Write out every entry word for word.

[Data excerpts]
+++++
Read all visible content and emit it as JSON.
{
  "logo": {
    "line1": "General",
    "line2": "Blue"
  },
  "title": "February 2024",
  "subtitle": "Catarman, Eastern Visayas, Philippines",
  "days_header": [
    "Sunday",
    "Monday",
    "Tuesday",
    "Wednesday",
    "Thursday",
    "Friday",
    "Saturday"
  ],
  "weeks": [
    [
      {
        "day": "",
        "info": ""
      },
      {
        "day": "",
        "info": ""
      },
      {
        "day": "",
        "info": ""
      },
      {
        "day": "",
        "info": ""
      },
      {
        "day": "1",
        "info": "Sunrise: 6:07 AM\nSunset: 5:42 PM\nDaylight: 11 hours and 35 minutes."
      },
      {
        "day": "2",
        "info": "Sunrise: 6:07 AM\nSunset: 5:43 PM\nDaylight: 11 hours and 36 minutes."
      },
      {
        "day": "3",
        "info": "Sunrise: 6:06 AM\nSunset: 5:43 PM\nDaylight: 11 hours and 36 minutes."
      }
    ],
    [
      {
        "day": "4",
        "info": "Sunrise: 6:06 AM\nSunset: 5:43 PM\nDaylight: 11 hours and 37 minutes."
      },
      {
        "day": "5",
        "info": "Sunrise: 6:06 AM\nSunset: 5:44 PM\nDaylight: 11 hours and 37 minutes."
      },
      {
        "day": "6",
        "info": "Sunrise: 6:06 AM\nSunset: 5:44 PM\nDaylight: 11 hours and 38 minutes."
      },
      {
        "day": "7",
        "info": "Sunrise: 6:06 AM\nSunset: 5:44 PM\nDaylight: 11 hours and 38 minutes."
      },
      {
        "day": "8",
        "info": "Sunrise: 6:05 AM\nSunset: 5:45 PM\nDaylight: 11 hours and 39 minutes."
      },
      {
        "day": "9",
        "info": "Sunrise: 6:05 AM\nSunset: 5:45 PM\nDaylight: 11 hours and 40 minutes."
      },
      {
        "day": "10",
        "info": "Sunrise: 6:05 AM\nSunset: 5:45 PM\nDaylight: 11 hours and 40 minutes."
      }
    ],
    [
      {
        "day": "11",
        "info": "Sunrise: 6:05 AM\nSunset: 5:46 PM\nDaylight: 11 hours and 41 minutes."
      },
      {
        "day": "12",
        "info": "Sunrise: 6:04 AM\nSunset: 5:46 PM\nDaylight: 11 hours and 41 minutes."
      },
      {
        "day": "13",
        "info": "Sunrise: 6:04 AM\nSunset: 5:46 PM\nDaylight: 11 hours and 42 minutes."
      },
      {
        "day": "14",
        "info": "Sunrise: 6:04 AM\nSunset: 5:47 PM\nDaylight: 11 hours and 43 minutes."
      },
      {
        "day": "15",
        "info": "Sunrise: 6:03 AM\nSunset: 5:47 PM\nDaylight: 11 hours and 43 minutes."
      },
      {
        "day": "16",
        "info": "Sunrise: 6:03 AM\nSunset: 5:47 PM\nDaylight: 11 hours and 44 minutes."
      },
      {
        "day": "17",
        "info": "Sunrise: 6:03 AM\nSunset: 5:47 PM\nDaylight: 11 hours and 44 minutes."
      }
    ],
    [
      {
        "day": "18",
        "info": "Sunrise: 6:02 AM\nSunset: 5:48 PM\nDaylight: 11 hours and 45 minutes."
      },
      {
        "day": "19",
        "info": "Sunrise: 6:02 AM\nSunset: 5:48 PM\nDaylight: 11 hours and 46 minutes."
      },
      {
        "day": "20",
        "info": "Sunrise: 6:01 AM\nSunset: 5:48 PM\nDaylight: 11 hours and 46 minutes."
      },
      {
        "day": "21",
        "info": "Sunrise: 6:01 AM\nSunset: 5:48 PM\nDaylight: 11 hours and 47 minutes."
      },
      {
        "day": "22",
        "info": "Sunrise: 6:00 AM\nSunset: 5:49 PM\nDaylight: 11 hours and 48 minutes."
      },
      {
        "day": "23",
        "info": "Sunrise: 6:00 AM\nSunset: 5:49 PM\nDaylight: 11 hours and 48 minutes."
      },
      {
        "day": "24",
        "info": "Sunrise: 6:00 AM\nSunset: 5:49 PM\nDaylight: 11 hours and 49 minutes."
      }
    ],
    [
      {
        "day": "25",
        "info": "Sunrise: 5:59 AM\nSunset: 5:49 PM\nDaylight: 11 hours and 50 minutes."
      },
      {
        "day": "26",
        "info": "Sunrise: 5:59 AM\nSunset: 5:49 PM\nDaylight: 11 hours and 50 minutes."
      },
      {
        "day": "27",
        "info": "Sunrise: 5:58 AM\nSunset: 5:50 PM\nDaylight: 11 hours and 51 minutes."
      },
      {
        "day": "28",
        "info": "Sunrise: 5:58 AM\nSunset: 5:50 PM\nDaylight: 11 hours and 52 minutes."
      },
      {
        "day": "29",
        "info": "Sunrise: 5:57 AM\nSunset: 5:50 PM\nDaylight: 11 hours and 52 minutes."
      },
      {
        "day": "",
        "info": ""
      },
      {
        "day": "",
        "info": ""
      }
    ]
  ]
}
+++++
• OUTPUT BELOW:
Read all visible content and emit it as JSON.
{
  "logo": {
    "line1": "General",
    "line2": "Blue"
  },
  "title": "February 2024",
  "subtitle": "Catarman, Eastern Visayas, Philippines",
  "days_header": [
    "Sunday",
    "Monday",
    "Tuesday",
    "Wednesday",
    "Thursday",
    "Friday",
    "Saturday"
  ],
  "weeks": [
    [
      {
        "day": "",
        "info": ""
      },
      {
        "day": "",
        "info": ""
      },
      {
        "day": "",
        "info": ""
      },
      {
        "day": "",
        "info": ""
      },
      {
        "day": "1",
        "info": "Sunrise: 6:07 AM\nSunset: 5:42 PM\nDaylight: 11 hours and 35 minutes."
      },
      {
        "day": "2",
        "info": "Sunrise: 6:07 AM\nSunset: 5:43 PM\nDaylight: 11 hours and 36 minutes."
      },
      {
        "day": "3",
        "info": "Sunrise: 6:06 AM\nSunset: 5:43 PM\nDaylight: 11 hours and 36 minutes."
      }
    ],
    [
      {
        "day": "4",
        "info": "Sunrise: 6:06 AM\nSunset: 5:43 PM\nDaylight: 11 hours and 37 minutes."
      },
      {
        "day": "5",
        "info": "Sunrise: 6:06 AM\nSunset: 5:44 PM\nDaylight: 11 hours and 37 minutes."
      },
      {
        "day": "6",
        "info": "Sunrise: 6:06 AM\nSunset: 5:44 PM\nDaylight: 11 hours and 38 minutes."
      },
      {
        "day": "7",
        "info": "Sunrise: 6:06 AM\nSunset: 5:44 PM\nDaylight: 11 hours and 38 minutes."
      },
      {
        "day": "8",
        "info": "Sunrise: 6:05 AM\nSunset: 5:45 PM\nDaylight: 11 hours and 39 minutes."
      },
      {
        "day": "9",
        "info": "Sunrise: 6:05 AM\nSunset: 5:45 PM\nDaylight: 11 hours and 40 minutes."
      },
      {
        "day": "10",
        "info": "Sunrise: 6:05 AM\nSunset: 5:45 PM\nDaylight: 11 hours and 40 minutes."
      }
    ],
    [
      {
        "day": "11",
        "info": "Sunrise: 6:05 AM\nSunset: 5:46 PM\nDaylight: 11 hours and 41 minutes."
      },
      {
        "day": "12",
        "info": "Sunrise: 6:04 AM\nSunset: 5:46 PM\nDaylight: 11 hours and 41 minutes."
      },
      {
        "day": "13",
        "info": "Sunrise: 6:04 AM\nSunset: 5:46 PM\nDaylight: 11 hours and 42 minutes."
      },
      {
        "day": "14",
        "info": "Sunrise: 6:04 AM\nSunset: 5:47 PM\nDaylight: 11 hours and 43 minutes."
      },
      {
        "day": "15",
        "info": "Sunrise: 6:03 AM\nSunset: 5:47 PM\nDaylight: 11 hours and 43 minutes."
      },
      {
        "day": "16",
        "info": "Sunrise: 6:03 AM\nSunset: 5:47 PM\nDaylight: 11 hours and 44 minutes."
      },
      {
        "day": "17",
        "info": "Sunrise: 6:03 AM\nSunset: 5:47 PM\nDaylight: 11 hours and 44 minutes."
      }
    ],
    [
      {
        "day": "18",
        "info": "Sunrise: 6:02 AM\nSunset: 5:48 PM\nDaylight: 11 hours and 45 minutes."
      },
      {
        "day": "19",
        "info": "Sunrise: 6:02 AM\nSunset: 5:48 PM\nDaylight: 11 hours and 46 minutes."
      },
      {
        "day": "20",
        "info": "Sunrise: 6:01 AM\nSunset: 5:48 PM\nDaylight: 11 hours and 46 minutes."
      },
      {
        "day": "21",
        "info": "Sunrise: 6:01 AM\nSunset: 5:48 PM\nDaylight: 11 hours and 47 minutes."
      },
      {
        "day": "22",
        "info": "Sunrise: 6:00 AM\nSunset: 5:49 PM\nDaylight: 11 hours and 48 minutes."
      },
      {
        "day": "23",
        "info": "Sunrise: 6:00 AM\nSunset: 5:49 PM\nDaylight: 11 hours and 48 minutes."
      },
      {
        "day": "24",
        "info": "Sunrise: 6:00 AM\nSunset: 5:49 PM\nDaylight: 11 hours and 49 minutes."
      }
    ],
    [
      {
        "day": "25",
        "info": "Sunrise: 5:59 AM\nSunset: 5:49 PM\nDaylight: 11 hours and 50 minutes."
      },
      {
        "day": "26",
        "info": "Sunrise: 5:59 AM\nSunset: 5:49 PM\nDaylight: 11 hours and 50 minutes."
      },
      {
        "day": "27",
        "info": "Sunrise: 5:58 AM\nSunset: 5:50 PM\nDaylight: 11 hours and 51 minutes."
      },
      {
        "day": "28",
        "info": "Sunrise: 5:58 AM\nSunset: 5:50 PM\nDaylight: 11 hours and 52 minutes."
      },
      {
        "day": "29",
        "info": "Sunrise: 5:57 AM\nSunset: 5:50 PM\nDaylight: 11 hours and 52 minutes."
      },
      {
        "day": "",
        "info": ""
      },
      {
        "day": "",
        "info": ""
      }
    ]
  ]
}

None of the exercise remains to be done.